• WORK REQUIRED: Search the data below for the string "JSON". Extract every line that contains it.
----------
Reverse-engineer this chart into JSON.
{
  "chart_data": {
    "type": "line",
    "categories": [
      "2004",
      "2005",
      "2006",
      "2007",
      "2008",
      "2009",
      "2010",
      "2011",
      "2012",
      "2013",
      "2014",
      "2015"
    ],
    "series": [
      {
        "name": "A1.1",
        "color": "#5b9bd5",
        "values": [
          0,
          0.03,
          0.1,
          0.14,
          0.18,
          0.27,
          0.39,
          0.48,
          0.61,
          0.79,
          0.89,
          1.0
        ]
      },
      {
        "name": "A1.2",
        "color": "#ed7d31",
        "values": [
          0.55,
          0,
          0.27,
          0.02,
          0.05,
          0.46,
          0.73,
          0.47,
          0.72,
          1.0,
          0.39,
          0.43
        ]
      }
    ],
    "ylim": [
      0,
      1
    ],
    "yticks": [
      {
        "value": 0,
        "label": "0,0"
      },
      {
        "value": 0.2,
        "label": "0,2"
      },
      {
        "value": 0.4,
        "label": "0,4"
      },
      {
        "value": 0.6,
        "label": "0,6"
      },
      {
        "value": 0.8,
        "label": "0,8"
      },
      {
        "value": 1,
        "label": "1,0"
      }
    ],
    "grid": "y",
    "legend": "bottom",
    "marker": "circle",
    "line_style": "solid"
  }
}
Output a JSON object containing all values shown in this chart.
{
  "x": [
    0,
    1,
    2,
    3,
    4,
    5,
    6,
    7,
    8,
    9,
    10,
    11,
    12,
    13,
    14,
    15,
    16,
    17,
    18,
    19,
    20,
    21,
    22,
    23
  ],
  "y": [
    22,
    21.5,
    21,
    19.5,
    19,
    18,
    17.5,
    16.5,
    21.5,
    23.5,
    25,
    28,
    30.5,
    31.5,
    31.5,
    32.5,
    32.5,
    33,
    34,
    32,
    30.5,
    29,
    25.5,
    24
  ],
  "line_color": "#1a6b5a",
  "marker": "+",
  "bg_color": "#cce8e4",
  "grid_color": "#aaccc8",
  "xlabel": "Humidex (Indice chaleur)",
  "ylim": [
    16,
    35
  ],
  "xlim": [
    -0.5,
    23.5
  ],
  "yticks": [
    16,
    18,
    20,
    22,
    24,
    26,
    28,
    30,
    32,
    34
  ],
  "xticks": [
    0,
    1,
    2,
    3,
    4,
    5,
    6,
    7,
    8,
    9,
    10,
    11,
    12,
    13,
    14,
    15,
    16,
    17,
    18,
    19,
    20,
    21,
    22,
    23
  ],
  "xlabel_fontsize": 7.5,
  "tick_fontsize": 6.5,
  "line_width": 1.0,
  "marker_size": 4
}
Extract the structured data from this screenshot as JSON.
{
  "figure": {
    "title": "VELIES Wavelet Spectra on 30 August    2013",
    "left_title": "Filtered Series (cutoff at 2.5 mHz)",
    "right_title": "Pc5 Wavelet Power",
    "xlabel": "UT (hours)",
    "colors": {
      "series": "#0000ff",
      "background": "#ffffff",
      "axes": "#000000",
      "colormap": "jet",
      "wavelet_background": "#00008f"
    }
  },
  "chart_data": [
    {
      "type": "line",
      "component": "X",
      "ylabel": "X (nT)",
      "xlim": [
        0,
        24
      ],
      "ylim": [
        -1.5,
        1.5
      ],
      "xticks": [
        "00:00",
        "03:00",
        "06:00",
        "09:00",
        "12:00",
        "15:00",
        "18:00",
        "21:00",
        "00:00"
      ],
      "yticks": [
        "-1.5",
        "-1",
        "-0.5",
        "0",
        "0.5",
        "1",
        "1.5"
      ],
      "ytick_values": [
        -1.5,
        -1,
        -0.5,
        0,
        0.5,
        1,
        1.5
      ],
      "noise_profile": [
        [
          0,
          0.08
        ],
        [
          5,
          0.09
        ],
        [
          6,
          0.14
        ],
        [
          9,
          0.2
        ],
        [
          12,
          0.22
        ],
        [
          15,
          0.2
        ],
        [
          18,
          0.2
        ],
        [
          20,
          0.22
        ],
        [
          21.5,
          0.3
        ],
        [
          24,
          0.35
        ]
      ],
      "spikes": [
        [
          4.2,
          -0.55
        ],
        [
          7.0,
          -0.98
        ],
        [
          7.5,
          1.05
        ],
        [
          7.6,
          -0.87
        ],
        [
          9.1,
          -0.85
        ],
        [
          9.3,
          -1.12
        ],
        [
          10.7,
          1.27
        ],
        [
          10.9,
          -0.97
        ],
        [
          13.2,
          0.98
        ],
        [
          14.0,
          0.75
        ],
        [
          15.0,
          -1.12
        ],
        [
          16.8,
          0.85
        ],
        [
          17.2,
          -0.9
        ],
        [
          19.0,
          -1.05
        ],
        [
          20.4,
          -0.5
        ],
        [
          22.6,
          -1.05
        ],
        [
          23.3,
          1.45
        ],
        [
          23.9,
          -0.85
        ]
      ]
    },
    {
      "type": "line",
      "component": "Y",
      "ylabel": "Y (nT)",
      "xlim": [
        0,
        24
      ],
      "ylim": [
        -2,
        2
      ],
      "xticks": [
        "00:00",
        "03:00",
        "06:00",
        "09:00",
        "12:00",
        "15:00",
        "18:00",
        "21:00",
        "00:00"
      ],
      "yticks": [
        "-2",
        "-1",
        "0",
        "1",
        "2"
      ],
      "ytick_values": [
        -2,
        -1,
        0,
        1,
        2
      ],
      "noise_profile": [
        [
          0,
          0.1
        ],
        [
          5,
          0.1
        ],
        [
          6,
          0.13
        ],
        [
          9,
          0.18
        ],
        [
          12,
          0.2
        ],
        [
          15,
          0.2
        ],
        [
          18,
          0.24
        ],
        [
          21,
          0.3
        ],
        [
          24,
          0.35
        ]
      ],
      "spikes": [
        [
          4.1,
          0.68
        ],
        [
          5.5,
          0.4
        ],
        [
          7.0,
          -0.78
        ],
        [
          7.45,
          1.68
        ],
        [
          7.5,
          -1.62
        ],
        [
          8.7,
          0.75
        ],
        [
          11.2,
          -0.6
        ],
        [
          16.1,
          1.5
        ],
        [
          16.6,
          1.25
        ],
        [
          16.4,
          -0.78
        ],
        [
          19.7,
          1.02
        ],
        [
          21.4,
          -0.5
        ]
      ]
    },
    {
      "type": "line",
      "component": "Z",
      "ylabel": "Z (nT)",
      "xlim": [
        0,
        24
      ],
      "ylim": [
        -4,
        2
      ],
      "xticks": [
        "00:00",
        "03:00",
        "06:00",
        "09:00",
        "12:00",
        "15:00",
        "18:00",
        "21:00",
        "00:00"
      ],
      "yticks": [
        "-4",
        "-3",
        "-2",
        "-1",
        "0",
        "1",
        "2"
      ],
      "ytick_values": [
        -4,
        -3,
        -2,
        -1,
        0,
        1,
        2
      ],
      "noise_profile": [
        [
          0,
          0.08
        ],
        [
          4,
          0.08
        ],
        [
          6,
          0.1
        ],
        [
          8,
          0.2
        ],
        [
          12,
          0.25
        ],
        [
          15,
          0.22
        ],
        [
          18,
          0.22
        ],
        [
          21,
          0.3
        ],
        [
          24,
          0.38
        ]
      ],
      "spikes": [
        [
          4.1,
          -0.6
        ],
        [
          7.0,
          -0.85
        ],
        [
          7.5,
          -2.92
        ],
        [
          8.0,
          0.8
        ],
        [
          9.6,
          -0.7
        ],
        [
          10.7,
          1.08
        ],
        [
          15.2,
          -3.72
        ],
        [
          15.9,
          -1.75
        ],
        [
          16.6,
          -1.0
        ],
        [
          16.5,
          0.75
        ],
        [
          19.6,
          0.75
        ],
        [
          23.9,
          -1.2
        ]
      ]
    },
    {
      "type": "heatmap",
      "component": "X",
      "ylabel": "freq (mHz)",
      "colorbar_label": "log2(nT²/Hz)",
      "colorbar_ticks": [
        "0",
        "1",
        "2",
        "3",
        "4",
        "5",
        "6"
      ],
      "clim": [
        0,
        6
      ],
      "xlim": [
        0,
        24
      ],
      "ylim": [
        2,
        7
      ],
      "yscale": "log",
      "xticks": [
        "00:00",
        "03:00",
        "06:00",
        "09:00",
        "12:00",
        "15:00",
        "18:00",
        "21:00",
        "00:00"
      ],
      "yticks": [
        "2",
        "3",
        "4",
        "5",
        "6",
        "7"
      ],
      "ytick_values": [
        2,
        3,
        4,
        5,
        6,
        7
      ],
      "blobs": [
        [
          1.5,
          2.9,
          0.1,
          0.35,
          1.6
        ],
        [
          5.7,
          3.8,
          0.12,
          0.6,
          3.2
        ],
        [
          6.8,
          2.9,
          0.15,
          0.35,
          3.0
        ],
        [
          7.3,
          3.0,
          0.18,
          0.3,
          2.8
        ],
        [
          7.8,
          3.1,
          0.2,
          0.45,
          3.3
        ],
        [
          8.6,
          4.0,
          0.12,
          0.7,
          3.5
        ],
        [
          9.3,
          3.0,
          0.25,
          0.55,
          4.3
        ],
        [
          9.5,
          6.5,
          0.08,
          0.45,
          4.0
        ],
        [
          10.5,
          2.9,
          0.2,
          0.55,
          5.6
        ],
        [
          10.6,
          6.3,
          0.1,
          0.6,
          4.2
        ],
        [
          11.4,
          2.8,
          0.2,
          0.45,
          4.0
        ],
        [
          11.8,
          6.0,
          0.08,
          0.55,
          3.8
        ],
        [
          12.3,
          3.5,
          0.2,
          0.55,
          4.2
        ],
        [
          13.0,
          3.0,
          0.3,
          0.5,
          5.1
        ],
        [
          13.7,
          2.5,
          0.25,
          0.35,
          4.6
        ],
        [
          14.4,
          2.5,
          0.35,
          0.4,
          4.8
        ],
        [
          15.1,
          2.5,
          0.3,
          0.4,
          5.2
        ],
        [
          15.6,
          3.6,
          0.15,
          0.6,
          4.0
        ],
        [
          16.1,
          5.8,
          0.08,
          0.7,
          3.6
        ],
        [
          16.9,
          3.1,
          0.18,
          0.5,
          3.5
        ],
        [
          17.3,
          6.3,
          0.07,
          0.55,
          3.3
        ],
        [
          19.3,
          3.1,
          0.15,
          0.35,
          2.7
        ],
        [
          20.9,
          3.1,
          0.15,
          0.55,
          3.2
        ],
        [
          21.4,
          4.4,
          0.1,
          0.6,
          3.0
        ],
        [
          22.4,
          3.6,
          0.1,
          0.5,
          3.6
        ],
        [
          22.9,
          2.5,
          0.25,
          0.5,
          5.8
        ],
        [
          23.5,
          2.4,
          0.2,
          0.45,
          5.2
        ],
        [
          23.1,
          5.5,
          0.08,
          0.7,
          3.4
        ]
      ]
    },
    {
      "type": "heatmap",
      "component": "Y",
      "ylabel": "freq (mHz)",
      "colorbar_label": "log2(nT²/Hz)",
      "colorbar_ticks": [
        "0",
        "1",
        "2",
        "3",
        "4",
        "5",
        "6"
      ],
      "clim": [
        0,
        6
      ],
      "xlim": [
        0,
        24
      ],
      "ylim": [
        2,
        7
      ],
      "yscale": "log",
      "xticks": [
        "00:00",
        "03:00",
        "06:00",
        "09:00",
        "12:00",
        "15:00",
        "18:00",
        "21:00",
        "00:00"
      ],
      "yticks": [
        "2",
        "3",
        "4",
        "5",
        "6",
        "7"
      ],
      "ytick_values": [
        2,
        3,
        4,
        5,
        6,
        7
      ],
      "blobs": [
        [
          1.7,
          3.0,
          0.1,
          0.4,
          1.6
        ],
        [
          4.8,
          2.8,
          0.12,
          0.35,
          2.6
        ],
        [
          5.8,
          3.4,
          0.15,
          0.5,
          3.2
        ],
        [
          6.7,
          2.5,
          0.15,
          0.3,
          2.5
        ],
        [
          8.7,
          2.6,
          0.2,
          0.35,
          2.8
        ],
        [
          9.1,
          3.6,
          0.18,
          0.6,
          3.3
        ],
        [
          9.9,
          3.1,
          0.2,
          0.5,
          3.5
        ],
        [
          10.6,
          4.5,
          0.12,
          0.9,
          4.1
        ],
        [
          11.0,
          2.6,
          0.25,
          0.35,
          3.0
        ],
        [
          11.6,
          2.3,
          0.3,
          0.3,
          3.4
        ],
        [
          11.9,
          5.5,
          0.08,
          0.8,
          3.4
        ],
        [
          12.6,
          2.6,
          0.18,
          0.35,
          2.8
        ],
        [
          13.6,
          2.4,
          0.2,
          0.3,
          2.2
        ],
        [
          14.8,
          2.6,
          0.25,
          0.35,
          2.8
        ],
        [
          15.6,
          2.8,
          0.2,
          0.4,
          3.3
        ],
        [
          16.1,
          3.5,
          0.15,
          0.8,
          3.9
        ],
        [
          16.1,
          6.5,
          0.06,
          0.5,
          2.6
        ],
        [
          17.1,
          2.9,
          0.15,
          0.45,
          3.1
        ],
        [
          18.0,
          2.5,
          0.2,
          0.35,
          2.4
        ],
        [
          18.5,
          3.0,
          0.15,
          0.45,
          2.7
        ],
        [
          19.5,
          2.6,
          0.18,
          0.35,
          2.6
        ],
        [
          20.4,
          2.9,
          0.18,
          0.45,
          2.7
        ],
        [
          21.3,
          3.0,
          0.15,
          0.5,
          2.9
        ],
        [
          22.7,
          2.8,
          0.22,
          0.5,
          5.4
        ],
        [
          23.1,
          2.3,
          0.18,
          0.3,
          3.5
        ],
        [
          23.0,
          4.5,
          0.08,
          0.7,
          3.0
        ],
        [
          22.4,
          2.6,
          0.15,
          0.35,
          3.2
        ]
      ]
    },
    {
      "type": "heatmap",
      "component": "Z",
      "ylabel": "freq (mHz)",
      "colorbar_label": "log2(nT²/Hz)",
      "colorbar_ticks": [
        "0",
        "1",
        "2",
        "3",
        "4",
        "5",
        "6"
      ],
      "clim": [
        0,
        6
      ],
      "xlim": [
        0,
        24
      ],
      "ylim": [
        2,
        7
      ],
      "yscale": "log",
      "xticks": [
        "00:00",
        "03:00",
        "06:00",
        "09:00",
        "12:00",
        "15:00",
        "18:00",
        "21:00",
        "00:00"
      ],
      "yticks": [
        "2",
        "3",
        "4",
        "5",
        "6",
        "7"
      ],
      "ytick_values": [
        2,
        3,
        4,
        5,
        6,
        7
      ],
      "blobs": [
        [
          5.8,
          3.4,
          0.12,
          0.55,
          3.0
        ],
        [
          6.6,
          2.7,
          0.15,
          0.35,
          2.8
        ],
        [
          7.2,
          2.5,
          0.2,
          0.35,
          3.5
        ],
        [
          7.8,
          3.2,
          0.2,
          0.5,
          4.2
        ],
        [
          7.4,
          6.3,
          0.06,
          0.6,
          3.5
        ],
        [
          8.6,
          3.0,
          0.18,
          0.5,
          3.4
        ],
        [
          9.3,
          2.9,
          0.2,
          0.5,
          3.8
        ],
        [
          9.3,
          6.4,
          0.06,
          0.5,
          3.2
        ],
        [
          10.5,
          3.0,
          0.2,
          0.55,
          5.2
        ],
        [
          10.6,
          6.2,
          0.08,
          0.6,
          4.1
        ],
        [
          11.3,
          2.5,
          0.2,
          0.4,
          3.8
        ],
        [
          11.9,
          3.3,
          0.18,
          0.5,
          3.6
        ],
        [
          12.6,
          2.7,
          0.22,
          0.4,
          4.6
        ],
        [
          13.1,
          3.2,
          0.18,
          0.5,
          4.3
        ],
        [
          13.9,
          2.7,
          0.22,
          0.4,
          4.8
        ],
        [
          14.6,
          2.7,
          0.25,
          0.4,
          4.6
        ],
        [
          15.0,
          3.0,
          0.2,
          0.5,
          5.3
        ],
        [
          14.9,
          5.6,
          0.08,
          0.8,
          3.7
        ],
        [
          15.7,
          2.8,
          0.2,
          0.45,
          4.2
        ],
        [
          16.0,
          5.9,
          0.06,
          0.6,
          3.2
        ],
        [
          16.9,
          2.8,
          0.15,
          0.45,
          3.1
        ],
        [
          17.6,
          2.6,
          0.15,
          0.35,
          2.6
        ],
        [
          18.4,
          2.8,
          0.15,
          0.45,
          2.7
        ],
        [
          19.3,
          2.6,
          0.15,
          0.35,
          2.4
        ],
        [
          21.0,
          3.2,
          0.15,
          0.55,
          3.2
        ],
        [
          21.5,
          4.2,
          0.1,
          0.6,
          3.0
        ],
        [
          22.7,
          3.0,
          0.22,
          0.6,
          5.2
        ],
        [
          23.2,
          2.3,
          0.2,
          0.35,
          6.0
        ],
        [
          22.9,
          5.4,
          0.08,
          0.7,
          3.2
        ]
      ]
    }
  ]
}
----------
• SOLUTION:
Reverse-engineer this chart into JSON.
Output a JSON object containing all values shown in this chart.
Extract the structured data from this screenshot as JSON.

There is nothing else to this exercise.